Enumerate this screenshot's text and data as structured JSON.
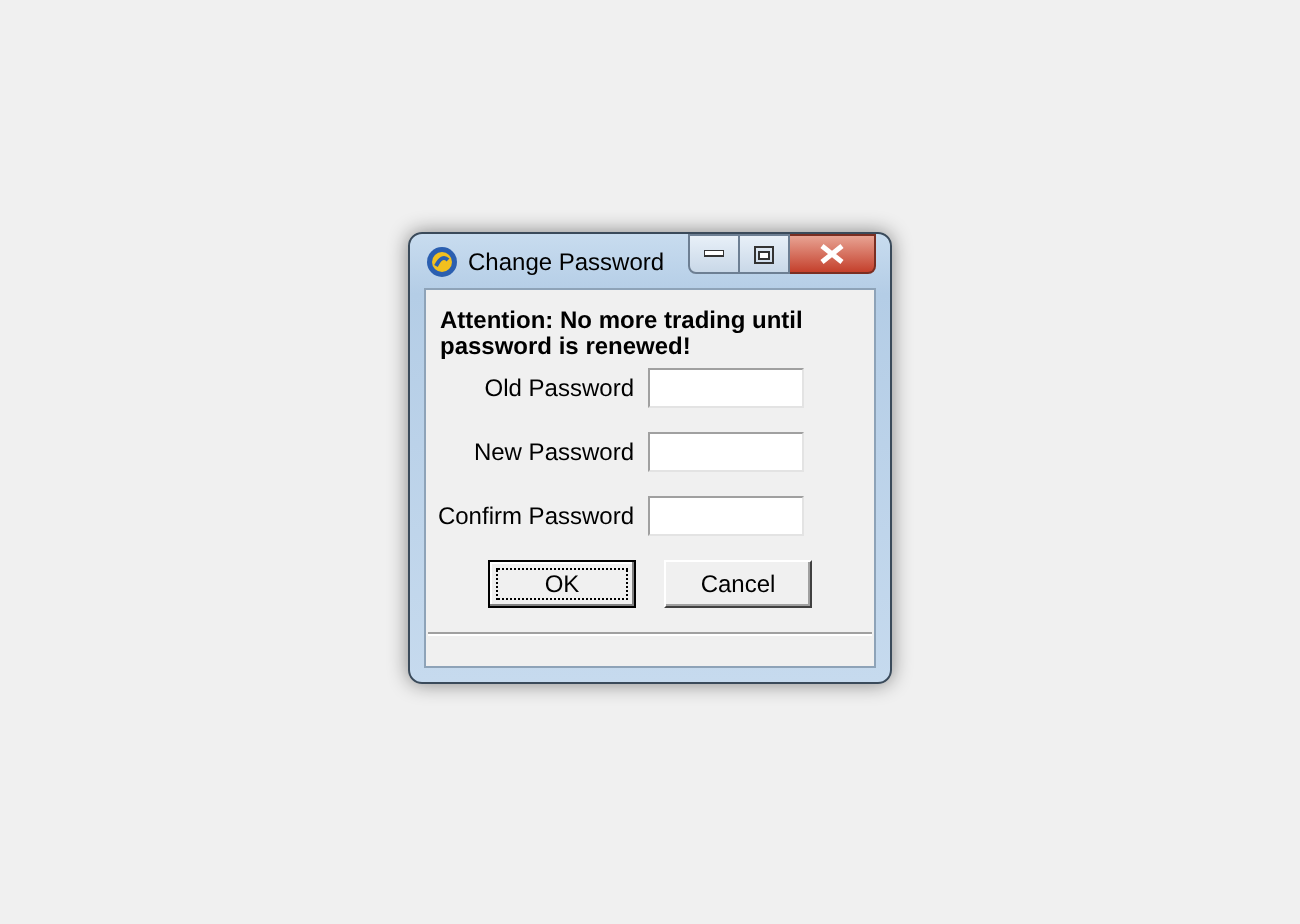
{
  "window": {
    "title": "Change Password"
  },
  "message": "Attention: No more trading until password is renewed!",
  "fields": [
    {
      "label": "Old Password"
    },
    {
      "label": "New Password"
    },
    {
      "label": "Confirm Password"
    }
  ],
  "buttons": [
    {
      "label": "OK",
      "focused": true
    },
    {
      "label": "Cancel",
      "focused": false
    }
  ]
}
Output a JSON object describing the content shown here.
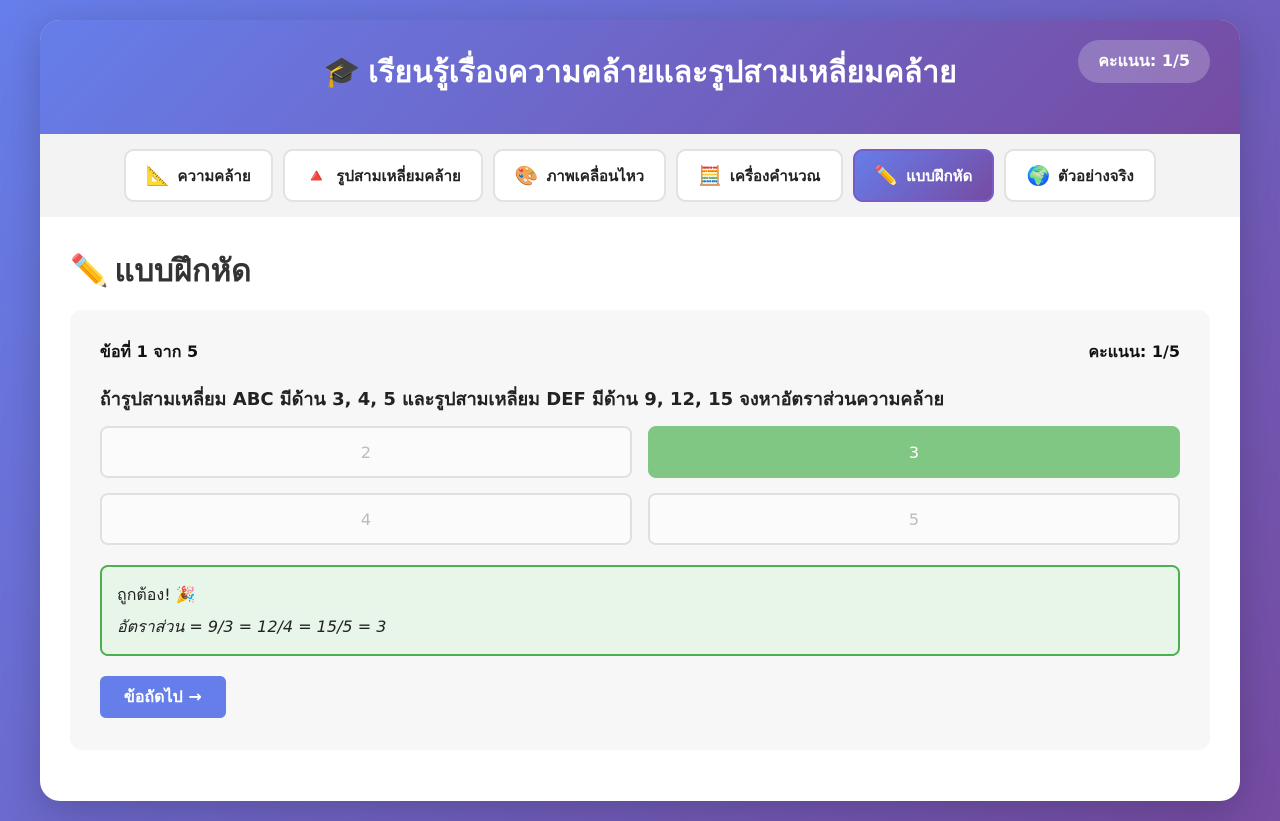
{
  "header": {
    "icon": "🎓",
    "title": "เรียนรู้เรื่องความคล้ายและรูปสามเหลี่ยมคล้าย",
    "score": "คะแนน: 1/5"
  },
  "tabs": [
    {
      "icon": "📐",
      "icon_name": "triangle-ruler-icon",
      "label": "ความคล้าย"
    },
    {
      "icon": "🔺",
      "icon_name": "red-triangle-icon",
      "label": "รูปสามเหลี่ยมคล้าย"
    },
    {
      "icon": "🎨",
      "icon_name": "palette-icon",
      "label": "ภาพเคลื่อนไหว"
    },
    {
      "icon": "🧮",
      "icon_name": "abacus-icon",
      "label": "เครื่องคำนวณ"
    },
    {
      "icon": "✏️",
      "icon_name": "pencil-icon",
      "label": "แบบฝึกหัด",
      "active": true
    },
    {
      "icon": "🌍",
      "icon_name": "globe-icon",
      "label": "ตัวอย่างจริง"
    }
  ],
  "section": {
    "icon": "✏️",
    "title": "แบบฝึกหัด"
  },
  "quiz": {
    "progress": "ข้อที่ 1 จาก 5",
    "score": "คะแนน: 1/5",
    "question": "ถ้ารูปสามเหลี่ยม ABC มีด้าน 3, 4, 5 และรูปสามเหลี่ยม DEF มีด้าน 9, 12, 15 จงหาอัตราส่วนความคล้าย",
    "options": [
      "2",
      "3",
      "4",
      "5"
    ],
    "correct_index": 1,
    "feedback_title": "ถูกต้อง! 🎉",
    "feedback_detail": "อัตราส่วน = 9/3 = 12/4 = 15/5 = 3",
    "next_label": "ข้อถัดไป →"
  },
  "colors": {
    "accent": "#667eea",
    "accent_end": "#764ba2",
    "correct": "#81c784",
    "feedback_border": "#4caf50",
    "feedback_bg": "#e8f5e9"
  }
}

___

Quote all the lines above exactly as given. Do not include the pictures.

> _OUTPUT OF THE EXERCISE_:
Enumerate this screenshot's text and data as structured JSON.
{
  "window": {
    "title": "Change Password"
  },
  "message": "Attention: No more trading until password is renewed!",
  "fields": [
    {
      "label": "Old Password"
    },
    {
      "label": "New Password"
    },
    {
      "label": "Confirm Password"
    }
  ],
  "buttons": [
    {
      "label": "OK",
      "focused": true
    },
    {
      "label": "Cancel",
      "focused": false
    }
  ]
}
Output a JSON object describing the content shown here.
{
  "header": {
    "icon": "🎓",
    "title": "เรียนรู้เรื่องความคล้ายและรูปสามเหลี่ยมคล้าย",
    "score": "คะแนน: 1/5"
  },
  "tabs": [
    {
      "icon": "📐",
      "icon_name": "triangle-ruler-icon",
      "label": "ความคล้าย"
    },
    {
      "icon": "🔺",
      "icon_name": "red-triangle-icon",
      "label": "รูปสามเหลี่ยมคล้าย"
    },
    {
      "icon": "🎨",
      "icon_name": "palette-icon",
      "label": "ภาพเคลื่อนไหว"
    },
    {
      "icon": "🧮",
      "icon_name": "abacus-icon",
      "label": "เครื่องคำนวณ"
    },
    {
      "icon": "✏️",
      "icon_name": "pencil-icon",
      "label": "แบบฝึกหัด",
      "active": true
    },
    {
      "icon": "🌍",
      "icon_name": "globe-icon",
      "label": "ตัวอย่างจริง"
    }
  ],
  "section": {
    "icon": "✏️",
    "title": "แบบฝึกหัด"
  },
  "quiz": {
    "progress": "ข้อที่ 1 จาก 5",
    "score": "คะแนน: 1/5",
    "question": "ถ้ารูปสามเหลี่ยม ABC มีด้าน 3, 4, 5 และรูปสามเหลี่ยม DEF มีด้าน 9, 12, 15 จงหาอัตราส่วนความคล้าย",
    "options": [
      "2",
      "3",
      "4",
      "5"
    ],
    "correct_index": 1,
    "feedback_title": "ถูกต้อง! 🎉",
    "feedback_detail": "อัตราส่วน = 9/3 = 12/4 = 15/5 = 3",
    "next_label": "ข้อถัดไป →"
  },
  "colors": {
    "accent": "#667eea",
    "accent_end": "#764ba2",
    "correct": "#81c784",
    "feedback_border": "#4caf50",
    "feedback_bg": "#e8f5e9"
  }
}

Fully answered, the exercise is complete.